• SET PROBLEM
Copy out all lines where "color" appears.

═══ DATA TO USE

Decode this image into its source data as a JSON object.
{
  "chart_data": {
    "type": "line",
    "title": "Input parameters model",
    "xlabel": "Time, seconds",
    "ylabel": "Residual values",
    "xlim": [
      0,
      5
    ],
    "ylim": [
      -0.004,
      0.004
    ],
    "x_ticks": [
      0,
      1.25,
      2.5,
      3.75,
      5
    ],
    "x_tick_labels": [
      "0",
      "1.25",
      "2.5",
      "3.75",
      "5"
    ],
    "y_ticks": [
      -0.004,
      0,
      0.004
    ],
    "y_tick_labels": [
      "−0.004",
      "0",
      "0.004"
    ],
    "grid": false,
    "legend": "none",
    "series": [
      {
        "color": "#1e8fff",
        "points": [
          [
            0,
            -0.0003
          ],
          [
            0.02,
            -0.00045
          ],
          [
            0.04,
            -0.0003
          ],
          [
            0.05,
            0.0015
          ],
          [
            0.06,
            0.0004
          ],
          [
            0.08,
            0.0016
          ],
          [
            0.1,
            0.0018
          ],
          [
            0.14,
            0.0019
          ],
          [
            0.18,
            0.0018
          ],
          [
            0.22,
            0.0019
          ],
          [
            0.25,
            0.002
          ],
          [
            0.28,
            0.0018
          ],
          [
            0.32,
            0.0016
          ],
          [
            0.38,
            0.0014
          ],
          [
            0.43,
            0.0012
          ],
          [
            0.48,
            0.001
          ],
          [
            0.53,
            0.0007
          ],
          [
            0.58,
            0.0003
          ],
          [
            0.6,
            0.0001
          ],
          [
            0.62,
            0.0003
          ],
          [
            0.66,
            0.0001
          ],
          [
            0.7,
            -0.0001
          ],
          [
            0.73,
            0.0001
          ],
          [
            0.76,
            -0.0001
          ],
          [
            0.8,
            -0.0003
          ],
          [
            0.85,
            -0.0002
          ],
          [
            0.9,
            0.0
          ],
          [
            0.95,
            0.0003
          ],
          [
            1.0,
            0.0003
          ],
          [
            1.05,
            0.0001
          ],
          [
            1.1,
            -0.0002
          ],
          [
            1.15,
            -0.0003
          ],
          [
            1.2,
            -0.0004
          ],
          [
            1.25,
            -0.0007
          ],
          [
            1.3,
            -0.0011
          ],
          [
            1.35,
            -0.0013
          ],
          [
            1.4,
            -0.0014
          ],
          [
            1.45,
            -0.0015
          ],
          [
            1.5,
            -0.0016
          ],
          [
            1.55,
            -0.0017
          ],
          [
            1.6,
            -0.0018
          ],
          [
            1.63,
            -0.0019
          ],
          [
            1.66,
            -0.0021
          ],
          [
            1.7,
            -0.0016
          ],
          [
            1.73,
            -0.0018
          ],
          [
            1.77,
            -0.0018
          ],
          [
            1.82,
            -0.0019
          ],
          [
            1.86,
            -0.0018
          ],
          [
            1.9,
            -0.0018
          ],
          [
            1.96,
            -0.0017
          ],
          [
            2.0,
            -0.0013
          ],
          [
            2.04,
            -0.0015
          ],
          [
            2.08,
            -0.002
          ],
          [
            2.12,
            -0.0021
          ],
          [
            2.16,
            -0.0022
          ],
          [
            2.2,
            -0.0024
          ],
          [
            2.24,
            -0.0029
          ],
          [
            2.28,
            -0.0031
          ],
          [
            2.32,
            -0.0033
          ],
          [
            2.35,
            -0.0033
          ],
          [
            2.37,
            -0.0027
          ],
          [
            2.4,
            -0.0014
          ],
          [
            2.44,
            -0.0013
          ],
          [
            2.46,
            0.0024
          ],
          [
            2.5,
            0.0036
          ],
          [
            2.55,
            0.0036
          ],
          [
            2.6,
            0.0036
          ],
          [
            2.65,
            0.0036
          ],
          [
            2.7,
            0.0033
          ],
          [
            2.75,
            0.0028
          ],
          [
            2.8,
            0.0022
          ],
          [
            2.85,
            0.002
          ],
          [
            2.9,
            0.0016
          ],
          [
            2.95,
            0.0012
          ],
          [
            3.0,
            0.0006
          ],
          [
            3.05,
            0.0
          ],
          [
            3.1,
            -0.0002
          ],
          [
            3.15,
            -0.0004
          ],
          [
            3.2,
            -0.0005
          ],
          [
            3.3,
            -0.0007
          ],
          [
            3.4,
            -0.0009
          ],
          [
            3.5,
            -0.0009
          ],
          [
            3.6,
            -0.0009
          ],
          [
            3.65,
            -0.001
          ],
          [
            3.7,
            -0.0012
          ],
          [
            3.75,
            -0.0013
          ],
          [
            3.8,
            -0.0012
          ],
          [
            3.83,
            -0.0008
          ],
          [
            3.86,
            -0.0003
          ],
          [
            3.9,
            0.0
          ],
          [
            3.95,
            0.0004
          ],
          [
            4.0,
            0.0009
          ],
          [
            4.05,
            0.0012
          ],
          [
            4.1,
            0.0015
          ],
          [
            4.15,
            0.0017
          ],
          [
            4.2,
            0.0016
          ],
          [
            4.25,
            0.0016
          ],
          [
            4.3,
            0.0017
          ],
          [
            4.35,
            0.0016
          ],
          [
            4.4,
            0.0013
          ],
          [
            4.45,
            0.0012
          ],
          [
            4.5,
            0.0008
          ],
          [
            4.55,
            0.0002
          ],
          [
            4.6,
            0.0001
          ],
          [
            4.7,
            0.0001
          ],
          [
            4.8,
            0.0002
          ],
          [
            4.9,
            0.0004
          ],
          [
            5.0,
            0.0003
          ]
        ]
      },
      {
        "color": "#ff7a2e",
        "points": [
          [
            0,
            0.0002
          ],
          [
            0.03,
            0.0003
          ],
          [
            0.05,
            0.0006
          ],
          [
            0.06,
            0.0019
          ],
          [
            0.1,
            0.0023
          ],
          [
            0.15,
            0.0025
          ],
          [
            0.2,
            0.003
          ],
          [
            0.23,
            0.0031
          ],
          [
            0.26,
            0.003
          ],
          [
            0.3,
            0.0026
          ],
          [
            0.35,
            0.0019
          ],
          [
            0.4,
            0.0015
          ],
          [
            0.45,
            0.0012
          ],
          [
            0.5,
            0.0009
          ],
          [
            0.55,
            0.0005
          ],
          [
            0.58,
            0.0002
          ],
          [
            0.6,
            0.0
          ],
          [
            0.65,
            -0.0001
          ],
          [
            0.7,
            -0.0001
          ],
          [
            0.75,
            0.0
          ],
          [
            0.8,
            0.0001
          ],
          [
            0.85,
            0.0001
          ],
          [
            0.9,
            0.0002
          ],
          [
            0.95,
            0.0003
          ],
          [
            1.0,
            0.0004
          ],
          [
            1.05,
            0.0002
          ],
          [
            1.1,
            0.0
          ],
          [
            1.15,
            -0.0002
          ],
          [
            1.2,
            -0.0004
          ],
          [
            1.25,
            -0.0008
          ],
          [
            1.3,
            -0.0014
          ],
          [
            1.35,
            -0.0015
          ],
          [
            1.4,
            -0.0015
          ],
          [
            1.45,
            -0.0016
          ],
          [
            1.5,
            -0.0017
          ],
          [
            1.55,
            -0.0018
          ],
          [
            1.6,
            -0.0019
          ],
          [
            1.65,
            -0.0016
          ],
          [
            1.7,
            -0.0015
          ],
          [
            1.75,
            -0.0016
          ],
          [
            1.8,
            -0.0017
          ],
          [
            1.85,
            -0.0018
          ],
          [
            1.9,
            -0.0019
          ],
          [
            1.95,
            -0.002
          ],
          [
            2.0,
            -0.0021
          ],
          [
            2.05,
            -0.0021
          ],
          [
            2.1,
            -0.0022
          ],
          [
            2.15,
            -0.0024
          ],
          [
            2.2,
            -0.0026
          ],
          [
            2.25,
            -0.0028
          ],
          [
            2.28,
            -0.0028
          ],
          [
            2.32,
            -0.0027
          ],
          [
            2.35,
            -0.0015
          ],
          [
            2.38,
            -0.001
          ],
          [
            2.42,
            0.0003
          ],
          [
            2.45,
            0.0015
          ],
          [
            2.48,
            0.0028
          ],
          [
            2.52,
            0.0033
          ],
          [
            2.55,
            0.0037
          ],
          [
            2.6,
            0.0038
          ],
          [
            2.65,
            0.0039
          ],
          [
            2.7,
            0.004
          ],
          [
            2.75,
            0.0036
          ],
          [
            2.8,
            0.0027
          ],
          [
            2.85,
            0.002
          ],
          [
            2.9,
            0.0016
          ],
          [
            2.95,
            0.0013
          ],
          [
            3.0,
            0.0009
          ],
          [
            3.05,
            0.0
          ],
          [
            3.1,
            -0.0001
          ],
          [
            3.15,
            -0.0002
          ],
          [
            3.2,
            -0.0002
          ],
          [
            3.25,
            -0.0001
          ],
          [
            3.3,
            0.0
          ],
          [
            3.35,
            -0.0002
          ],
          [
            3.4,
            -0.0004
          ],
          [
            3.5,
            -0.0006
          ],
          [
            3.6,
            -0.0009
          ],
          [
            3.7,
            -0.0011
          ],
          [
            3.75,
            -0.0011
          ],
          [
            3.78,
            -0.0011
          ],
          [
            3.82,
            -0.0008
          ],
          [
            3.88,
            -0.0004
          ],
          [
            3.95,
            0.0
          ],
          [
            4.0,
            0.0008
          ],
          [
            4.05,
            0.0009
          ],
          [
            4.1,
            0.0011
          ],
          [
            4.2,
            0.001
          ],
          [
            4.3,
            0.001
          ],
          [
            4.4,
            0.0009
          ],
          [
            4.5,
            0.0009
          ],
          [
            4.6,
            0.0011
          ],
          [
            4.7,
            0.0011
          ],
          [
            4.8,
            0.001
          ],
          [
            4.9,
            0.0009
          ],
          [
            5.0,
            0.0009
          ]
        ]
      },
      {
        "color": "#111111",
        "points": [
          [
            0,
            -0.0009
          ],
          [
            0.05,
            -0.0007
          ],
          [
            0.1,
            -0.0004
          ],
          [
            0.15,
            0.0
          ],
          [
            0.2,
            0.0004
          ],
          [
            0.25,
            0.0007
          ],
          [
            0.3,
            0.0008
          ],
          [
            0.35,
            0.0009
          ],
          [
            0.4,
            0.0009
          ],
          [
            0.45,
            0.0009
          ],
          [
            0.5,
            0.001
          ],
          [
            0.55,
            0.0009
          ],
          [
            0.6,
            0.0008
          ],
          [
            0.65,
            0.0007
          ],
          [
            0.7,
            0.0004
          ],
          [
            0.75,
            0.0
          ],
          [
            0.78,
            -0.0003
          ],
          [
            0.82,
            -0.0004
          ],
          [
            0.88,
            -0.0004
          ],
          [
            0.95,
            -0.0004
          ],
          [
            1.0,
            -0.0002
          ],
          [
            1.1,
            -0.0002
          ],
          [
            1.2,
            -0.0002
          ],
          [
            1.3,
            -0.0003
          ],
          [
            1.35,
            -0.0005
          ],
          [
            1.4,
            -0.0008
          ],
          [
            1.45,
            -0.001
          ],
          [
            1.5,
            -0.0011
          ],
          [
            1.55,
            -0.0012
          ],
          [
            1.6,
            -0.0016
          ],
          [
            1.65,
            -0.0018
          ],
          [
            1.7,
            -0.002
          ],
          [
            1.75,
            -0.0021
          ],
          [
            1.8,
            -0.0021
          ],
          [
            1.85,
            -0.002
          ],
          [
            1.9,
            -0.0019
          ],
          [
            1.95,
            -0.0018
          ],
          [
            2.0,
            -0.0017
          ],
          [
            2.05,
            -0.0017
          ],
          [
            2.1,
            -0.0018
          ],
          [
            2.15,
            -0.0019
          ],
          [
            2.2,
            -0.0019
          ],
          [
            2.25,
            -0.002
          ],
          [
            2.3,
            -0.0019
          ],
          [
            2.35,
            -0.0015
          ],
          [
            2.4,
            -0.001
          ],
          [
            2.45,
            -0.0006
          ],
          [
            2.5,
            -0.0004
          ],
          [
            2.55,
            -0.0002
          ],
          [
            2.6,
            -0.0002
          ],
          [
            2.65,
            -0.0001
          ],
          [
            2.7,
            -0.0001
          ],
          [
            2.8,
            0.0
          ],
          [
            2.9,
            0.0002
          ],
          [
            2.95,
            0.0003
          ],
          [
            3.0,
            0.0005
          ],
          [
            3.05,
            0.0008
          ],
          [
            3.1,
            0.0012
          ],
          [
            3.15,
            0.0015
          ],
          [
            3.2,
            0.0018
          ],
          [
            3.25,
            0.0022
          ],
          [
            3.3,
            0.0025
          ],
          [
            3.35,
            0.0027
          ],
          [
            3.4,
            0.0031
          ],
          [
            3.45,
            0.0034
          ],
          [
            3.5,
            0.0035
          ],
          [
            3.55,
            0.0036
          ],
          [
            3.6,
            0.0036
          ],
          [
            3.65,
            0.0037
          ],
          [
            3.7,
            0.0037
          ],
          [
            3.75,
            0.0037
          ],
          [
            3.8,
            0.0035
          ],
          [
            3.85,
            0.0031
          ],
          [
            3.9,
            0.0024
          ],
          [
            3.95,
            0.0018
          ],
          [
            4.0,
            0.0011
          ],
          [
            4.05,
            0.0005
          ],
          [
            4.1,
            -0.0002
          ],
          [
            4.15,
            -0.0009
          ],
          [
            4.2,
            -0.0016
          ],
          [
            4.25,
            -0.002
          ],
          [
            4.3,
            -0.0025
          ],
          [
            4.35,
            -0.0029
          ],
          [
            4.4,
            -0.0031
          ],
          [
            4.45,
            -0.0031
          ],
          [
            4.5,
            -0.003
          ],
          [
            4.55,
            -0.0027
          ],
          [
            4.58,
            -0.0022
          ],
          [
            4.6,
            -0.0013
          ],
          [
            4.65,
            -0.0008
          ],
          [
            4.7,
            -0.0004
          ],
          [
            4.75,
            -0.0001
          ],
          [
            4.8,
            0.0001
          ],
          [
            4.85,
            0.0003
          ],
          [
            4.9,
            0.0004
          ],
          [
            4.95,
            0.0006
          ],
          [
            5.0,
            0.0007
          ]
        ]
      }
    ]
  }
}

══════

• RESULT FOR THIS TASK
        "color": "#1e8fff",
        "color": "#ff7a2e",
        "color": "#111111",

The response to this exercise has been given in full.